-- start Extracted material --

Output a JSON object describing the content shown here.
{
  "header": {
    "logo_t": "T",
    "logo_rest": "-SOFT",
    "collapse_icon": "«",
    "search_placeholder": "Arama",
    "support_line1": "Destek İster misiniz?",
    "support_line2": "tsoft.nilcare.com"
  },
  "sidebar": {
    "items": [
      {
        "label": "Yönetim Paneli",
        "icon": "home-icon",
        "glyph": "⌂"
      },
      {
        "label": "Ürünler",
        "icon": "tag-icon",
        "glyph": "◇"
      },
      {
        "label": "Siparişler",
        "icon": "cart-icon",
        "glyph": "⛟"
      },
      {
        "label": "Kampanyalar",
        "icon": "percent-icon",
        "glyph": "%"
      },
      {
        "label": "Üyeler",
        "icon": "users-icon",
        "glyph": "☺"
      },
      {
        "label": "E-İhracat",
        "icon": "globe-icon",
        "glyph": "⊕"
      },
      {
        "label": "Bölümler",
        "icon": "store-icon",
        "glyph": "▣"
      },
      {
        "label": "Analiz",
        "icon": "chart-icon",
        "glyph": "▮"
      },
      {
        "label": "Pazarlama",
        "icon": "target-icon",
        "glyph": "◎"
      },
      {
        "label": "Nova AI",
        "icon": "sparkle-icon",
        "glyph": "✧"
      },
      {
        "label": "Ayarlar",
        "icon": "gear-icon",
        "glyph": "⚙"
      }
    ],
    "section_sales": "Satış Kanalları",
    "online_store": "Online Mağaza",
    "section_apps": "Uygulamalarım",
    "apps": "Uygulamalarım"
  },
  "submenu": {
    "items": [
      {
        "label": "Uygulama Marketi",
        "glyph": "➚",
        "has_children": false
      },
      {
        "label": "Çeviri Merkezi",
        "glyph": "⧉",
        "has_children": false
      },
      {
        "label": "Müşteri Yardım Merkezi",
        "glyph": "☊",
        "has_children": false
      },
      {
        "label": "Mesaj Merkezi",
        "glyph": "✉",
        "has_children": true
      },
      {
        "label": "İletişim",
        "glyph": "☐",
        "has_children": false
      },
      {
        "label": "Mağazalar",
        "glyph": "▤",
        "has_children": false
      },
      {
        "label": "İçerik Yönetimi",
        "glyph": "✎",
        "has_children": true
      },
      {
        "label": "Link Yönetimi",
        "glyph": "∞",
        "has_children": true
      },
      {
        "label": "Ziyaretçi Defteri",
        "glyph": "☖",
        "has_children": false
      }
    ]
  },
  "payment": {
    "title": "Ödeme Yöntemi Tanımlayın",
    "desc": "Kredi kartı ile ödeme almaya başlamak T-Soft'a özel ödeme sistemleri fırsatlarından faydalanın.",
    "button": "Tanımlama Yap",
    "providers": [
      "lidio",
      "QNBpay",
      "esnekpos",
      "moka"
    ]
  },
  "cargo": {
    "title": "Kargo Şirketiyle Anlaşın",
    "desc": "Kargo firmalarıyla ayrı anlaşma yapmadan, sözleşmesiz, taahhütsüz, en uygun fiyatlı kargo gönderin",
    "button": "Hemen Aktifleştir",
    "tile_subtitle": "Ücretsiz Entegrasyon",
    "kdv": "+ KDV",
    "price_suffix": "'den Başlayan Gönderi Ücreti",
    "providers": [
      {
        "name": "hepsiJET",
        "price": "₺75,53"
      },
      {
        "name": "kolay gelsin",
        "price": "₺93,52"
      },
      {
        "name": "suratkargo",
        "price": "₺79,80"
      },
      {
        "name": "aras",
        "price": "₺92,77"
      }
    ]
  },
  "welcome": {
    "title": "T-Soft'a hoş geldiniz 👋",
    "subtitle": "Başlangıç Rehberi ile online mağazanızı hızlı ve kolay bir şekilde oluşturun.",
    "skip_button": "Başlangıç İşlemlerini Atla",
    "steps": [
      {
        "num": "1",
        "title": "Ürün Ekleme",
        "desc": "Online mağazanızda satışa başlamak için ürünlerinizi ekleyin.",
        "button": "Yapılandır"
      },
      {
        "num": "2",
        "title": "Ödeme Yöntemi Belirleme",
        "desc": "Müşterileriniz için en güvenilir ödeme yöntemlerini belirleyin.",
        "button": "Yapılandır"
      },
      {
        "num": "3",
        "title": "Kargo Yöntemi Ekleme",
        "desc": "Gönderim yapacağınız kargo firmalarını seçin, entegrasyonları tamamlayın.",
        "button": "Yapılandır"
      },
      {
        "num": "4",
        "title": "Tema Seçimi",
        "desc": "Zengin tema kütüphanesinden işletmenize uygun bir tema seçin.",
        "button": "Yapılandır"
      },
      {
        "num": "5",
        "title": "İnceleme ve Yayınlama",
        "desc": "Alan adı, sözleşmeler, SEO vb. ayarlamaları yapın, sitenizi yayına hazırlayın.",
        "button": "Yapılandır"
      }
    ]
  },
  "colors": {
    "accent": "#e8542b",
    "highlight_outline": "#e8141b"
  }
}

-- end Extracted material --
-- start Extracted material --

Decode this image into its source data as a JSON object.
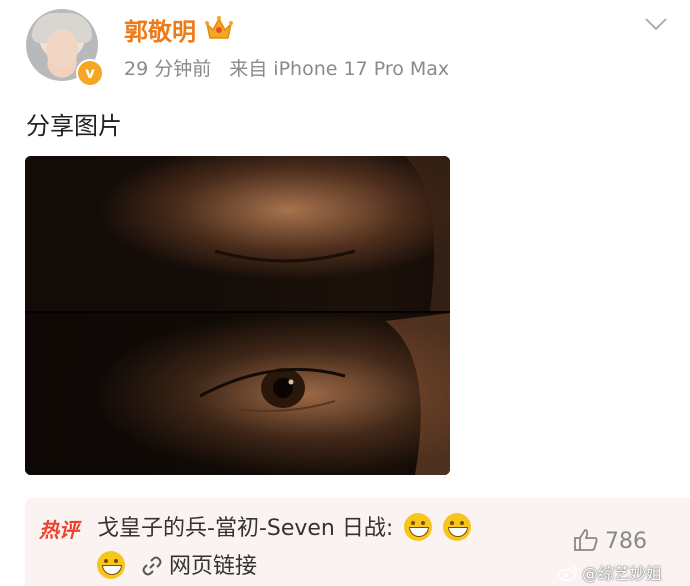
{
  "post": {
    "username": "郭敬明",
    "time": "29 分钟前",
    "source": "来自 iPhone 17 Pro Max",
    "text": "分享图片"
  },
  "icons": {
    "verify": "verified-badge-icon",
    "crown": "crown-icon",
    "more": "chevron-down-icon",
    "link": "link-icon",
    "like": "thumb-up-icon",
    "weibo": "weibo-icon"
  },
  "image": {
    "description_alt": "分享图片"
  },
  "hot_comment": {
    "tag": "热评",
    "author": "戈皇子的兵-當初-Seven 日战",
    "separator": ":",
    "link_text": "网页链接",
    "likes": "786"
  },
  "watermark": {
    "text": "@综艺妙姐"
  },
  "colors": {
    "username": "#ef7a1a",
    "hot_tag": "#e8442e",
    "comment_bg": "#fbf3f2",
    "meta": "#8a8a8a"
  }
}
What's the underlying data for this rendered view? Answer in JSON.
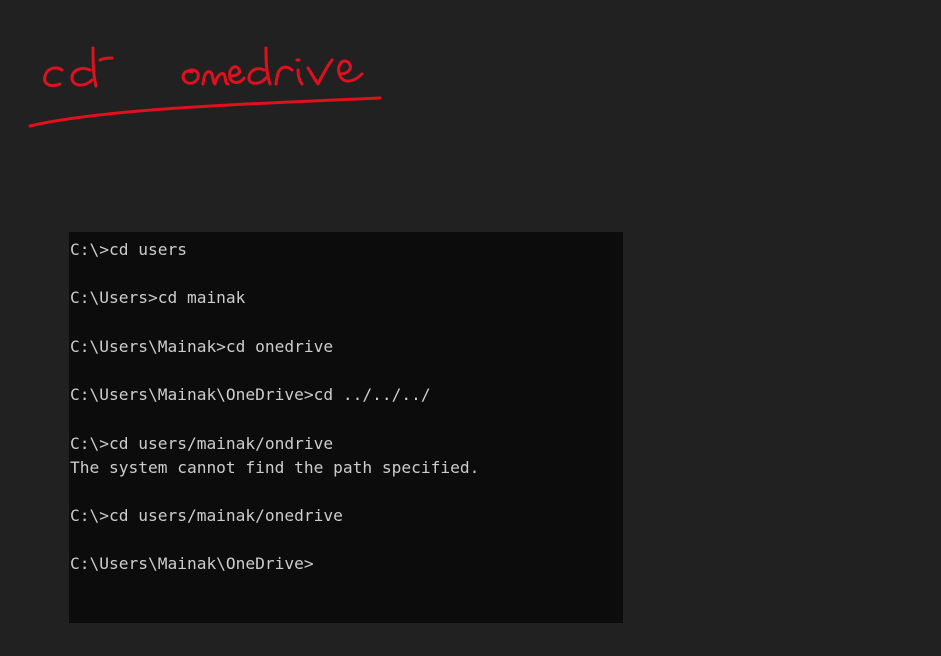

-- end Extracted material --

*What is asked*
Extract the stretch of lines that begins at the line with "Decode this image" and ends at the line with "What's the underlying", inclusive. Omit every picture.

*Solution for this exercise*
Decode this image into its source data as a JSON object.
{
  "post": {
    "username": "郭敬明",
    "time": "29 分钟前",
    "source": "来自 iPhone 17 Pro Max",
    "text": "分享图片"
  },
  "icons": {
    "verify": "verified-badge-icon",
    "crown": "crown-icon",
    "more": "chevron-down-icon",
    "link": "link-icon",
    "like": "thumb-up-icon",
    "weibo": "weibo-icon"
  },
  "image": {
    "description_alt": "分享图片"
  },
  "hot_comment": {
    "tag": "热评",
    "author": "戈皇子的兵-當初-Seven 日战",
    "separator": ":",
    "link_text": "网页链接",
    "likes": "786"
  },
  "watermark": {
    "text": "@综艺妙姐"
  },
  "colors": {
    "username": "#ef7a1a",
    "hot_tag": "#e8442e",
    "comment_bg": "#fbf3f2",
    "meta": "#8a8a8a"
  }
}
What's the underlying data for this rendered view? Answer in JSON.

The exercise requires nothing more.